> _Data shown_

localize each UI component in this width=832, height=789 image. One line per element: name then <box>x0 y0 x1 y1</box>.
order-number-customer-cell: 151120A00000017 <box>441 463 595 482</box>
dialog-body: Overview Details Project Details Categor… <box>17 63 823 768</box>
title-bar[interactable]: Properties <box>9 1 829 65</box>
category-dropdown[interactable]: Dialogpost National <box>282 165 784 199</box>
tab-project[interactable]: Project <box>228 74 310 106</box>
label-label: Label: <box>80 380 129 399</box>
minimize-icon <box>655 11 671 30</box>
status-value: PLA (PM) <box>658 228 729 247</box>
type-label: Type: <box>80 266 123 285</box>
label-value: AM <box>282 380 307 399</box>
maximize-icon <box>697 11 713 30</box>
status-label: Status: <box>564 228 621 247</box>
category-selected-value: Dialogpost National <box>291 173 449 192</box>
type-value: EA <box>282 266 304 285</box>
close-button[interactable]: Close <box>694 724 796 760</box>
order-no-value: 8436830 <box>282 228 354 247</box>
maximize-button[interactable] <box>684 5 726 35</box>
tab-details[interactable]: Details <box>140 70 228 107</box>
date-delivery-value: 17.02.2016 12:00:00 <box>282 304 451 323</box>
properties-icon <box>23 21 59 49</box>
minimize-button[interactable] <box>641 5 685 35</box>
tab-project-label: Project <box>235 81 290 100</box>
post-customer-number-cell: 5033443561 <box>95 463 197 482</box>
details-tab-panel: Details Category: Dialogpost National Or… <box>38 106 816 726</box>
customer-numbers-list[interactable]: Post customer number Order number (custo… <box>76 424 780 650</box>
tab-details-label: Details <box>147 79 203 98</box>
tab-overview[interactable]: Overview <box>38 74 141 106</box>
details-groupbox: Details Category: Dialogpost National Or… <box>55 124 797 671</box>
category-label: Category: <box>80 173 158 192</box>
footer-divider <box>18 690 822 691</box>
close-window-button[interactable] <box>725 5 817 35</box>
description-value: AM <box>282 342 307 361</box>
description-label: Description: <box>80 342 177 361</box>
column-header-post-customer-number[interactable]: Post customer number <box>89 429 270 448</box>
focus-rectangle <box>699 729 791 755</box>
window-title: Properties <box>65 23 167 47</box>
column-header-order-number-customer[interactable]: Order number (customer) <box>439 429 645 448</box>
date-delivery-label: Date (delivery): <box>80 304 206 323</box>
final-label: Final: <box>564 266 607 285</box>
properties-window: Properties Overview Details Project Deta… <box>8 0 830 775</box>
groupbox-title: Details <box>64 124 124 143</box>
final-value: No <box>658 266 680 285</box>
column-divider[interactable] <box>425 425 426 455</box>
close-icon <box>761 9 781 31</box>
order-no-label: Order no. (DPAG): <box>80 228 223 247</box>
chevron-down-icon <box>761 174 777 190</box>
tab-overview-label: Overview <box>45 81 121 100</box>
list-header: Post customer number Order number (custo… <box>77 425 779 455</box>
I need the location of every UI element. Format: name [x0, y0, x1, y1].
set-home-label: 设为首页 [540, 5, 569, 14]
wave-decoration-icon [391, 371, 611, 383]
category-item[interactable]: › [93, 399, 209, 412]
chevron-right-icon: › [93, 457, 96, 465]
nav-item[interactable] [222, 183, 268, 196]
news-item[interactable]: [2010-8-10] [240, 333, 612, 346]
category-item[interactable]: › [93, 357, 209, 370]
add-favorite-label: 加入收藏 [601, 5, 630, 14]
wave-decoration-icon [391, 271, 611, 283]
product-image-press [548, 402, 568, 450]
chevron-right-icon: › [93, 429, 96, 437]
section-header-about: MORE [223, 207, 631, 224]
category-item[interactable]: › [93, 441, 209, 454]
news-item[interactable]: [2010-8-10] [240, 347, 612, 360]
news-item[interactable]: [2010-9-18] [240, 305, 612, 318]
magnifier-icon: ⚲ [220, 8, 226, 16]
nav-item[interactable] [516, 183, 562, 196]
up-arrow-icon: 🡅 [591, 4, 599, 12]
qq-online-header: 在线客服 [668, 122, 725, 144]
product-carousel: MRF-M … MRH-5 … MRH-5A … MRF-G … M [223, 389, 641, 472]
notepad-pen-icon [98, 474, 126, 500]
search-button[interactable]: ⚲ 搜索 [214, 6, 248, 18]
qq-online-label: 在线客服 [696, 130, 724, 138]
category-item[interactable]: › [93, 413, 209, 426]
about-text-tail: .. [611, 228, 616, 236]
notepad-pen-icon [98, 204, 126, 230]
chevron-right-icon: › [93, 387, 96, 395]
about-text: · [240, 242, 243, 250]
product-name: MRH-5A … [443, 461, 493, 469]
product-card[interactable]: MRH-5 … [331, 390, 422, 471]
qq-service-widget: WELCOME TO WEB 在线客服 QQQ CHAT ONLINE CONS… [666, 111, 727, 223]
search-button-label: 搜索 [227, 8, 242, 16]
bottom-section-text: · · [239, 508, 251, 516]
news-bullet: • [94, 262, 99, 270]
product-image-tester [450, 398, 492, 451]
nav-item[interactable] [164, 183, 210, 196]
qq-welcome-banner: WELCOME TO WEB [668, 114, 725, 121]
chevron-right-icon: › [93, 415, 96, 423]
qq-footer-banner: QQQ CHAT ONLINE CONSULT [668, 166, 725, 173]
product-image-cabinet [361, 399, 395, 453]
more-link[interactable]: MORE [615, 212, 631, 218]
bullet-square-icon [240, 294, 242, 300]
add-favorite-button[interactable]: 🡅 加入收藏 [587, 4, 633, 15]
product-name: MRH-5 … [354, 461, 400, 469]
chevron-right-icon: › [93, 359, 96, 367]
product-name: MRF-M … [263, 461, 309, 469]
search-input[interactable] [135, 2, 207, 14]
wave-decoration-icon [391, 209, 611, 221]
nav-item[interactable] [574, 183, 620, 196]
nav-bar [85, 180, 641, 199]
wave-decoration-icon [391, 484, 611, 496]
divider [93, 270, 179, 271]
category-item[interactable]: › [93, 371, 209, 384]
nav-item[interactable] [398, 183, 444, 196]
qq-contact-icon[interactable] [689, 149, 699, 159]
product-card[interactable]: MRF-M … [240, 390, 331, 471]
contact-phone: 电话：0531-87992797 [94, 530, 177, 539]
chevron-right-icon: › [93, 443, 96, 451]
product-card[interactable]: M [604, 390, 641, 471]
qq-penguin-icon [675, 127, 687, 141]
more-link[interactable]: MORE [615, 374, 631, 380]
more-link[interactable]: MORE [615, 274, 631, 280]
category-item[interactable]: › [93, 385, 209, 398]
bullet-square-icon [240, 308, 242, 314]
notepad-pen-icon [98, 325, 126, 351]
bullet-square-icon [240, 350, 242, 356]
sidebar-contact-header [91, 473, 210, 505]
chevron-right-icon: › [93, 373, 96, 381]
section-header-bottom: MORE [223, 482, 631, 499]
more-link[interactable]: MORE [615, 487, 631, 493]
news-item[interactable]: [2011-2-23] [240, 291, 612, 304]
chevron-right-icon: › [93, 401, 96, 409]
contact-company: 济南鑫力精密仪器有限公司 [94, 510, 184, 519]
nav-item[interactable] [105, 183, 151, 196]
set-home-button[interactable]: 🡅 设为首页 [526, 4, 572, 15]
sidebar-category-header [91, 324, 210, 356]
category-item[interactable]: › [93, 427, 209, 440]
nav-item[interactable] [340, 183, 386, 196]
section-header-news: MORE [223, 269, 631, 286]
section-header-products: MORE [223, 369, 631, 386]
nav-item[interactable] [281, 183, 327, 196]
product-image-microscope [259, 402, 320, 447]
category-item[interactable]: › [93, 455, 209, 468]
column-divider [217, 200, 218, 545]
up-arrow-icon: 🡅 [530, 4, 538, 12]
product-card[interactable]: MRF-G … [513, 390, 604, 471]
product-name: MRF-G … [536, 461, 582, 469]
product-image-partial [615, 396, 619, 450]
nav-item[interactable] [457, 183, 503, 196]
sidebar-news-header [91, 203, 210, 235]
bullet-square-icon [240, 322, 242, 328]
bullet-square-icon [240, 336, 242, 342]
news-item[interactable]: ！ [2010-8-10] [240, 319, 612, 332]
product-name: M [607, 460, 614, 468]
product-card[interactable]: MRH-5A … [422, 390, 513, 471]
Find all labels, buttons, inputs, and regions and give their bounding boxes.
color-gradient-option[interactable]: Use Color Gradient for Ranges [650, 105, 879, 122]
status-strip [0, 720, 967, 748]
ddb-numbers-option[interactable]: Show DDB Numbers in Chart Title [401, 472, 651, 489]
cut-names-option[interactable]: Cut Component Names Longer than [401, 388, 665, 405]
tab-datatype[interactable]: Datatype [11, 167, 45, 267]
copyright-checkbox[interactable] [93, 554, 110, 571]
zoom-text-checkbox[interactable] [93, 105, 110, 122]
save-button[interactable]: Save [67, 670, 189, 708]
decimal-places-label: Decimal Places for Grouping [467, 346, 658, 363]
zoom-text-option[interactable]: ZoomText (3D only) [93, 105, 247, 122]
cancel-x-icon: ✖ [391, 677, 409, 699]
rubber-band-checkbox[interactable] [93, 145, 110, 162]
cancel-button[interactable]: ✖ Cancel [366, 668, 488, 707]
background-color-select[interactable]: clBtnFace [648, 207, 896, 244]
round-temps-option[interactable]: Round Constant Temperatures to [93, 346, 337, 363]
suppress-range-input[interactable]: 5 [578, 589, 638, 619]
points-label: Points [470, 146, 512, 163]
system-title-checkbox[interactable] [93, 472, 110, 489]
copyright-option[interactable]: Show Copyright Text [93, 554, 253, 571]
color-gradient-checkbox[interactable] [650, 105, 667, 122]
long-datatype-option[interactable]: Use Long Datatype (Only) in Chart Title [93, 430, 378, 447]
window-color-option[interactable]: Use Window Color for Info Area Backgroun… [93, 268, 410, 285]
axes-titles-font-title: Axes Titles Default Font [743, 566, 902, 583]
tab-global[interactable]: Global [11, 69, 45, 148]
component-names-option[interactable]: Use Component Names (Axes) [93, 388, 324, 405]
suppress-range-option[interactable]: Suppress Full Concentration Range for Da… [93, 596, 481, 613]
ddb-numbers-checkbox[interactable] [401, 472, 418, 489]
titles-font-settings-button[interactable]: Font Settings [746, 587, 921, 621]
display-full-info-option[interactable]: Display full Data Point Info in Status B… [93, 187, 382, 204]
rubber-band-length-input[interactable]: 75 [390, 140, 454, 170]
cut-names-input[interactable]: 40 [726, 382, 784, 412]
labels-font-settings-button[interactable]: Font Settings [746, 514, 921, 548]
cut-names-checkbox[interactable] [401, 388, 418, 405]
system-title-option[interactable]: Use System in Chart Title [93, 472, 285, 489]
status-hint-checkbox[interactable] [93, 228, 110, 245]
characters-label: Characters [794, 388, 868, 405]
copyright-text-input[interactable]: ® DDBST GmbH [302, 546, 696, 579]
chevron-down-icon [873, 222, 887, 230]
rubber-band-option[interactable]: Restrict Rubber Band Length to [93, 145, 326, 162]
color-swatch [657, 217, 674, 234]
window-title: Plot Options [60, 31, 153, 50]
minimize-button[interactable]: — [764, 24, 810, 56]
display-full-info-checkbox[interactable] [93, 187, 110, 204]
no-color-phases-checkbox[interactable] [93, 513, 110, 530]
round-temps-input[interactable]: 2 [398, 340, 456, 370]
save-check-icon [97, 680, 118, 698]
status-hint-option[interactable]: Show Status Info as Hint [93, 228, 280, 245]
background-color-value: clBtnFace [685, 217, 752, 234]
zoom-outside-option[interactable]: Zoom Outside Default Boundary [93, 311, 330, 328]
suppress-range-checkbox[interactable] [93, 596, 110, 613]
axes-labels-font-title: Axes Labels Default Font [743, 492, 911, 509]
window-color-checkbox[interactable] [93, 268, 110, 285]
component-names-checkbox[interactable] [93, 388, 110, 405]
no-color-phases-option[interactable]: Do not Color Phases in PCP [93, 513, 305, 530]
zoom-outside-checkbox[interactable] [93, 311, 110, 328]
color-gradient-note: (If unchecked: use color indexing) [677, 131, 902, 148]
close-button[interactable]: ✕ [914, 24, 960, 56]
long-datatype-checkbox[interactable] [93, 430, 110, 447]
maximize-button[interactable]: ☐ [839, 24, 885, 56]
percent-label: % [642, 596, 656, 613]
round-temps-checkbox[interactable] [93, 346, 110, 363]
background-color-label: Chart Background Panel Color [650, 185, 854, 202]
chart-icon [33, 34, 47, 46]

> _Required work_
Starting at the first line of the material and ending at the line that contains "status-value: PLA (PM)", both included, render those lines as a numbered list, omitting any blank lines.

> _Full solution_
1. localize each UI component in this width=832, height=789 image. One line per element: name then <box>x0 y0 x1 y1</box>.
2. order-number-customer-cell: 151120A00000017 <box>441 463 595 482</box>
3. dialog-body: Overview Details Project Details Categor… <box>17 63 823 768</box>
4. title-bar[interactable]: Properties <box>9 1 829 65</box>
5. category-dropdown[interactable]: Dialogpost National <box>282 165 784 199</box>
6. tab-project[interactable]: Project <box>228 74 310 106</box>
7. label-label: Label: <box>80 380 129 399</box>
8. minimize-icon <box>655 11 671 30</box>
9. status-value: PLA (PM) <box>658 228 729 247</box>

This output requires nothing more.